### SUPPLIED RECORDS

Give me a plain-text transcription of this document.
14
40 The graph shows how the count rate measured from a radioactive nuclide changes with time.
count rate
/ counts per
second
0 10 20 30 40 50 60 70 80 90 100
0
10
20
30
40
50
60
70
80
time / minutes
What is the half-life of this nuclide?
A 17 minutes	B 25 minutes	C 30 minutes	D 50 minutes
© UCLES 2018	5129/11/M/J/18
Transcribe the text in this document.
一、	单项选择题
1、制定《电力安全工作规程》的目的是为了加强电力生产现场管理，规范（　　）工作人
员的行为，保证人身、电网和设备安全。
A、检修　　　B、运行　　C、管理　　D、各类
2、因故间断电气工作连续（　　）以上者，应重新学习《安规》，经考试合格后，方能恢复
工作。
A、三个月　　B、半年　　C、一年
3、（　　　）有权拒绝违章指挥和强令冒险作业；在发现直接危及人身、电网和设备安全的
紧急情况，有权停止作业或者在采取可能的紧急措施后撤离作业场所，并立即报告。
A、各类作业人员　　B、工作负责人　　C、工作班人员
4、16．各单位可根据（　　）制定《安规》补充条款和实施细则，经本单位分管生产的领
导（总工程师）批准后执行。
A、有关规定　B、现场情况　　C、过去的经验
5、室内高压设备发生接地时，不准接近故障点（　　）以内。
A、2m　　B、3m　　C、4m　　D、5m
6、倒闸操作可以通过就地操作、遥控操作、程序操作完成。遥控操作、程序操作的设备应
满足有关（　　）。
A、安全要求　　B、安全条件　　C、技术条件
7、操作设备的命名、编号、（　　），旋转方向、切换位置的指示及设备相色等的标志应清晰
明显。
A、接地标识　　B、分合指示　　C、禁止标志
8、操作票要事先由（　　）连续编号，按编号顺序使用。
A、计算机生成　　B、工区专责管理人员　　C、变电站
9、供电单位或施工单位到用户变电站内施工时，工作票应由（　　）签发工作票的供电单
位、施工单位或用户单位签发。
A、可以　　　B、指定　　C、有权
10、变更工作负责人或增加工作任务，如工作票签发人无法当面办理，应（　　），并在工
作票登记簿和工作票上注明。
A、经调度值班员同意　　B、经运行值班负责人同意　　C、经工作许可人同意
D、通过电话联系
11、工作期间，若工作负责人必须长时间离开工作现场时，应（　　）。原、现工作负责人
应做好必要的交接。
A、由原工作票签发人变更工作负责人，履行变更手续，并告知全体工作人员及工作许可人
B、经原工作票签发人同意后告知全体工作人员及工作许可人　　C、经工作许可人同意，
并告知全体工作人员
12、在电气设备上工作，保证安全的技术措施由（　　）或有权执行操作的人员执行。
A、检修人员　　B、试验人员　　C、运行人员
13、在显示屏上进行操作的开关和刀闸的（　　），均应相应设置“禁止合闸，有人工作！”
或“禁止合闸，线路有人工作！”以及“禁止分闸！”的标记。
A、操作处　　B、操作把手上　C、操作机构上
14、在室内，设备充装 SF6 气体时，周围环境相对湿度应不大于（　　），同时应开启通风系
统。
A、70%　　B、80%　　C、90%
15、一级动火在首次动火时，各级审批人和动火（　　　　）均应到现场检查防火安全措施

### THE TASK
Copy the records above exactly as they appear.

### RESULT OF THE EXERCISE
Give me a plain-text transcription of this document.
14
40 The graph shows how the count rate measured from a radioactive nuclide changes with time.
count rate
/ counts per
second
0 10 20 30 40 50 60 70 80 90 100
0
10
20
30
40
50
60
70
80
time / minutes
What is the half-life of this nuclide?
A 17 minutes	B 25 minutes	C 30 minutes	D 50 minutes
© UCLES 2018	5129/11/M/J/18
Transcribe the text in this document.
一、	单项选择题
1、制定《电力安全工作规程》的目的是为了加强电力生产现场管理，规范（　　）工作人
员的行为，保证人身、电网和设备安全。
A、检修　　　B、运行　　C、管理　　D、各类
2、因故间断电气工作连续（　　）以上者，应重新学习《安规》，经考试合格后，方能恢复
工作。
A、三个月　　B、半年　　C、一年
3、（　　　）有权拒绝违章指挥和强令冒险作业；在发现直接危及人身、电网和设备安全的
紧急情况，有权停止作业或者在采取可能的紧急措施后撤离作业场所，并立即报告。
A、各类作业人员　　B、工作负责人　　C、工作班人员
4、16．各单位可根据（　　）制定《安规》补充条款和实施细则，经本单位分管生产的领
导（总工程师）批准后执行。
A、有关规定　B、现场情况　　C、过去的经验
5、室内高压设备发生接地时，不准接近故障点（　　）以内。
A、2m　　B、3m　　C、4m　　D、5m
6、倒闸操作可以通过就地操作、遥控操作、程序操作完成。遥控操作、程序操作的设备应
满足有关（　　）。
A、安全要求　　B、安全条件　　C、技术条件
7、操作设备的命名、编号、（　　），旋转方向、切换位置的指示及设备相色等的标志应清晰
明显。
A、接地标识　　B、分合指示　　C、禁止标志
8、操作票要事先由（　　）连续编号，按编号顺序使用。
A、计算机生成　　B、工区专责管理人员　　C、变电站
9、供电单位或施工单位到用户变电站内施工时，工作票应由（　　）签发工作票的供电单
位、施工单位或用户单位签发。
A、可以　　　B、指定　　C、有权
10、变更工作负责人或增加工作任务，如工作票签发人无法当面办理，应（　　），并在工
作票登记簿和工作票上注明。
A、经调度值班员同意　　B、经运行值班负责人同意　　C、经工作许可人同意
D、通过电话联系
11、工作期间，若工作负责人必须长时间离开工作现场时，应（　　）。原、现工作负责人
应做好必要的交接。
A、由原工作票签发人变更工作负责人，履行变更手续，并告知全体工作人员及工作许可人
B、经原工作票签发人同意后告知全体工作人员及工作许可人　　C、经工作许可人同意，
并告知全体工作人员
12、在电气设备上工作，保证安全的技术措施由（　　）或有权执行操作的人员执行。
A、检修人员　　B、试验人员　　C、运行人员
13、在显示屏上进行操作的开关和刀闸的（　　），均应相应设置“禁止合闸，有人工作！”
或“禁止合闸，线路有人工作！”以及“禁止分闸！”的标记。
A、操作处　　B、操作把手上　C、操作机构上
14、在室内，设备充装 SF6 气体时，周围环境相对湿度应不大于（　　），同时应开启通风系
统。
A、70%　　B、80%　　C、90%
15、一级动火在首次动火时，各级审批人和动火（　　　　）均应到现场检查防火安全措施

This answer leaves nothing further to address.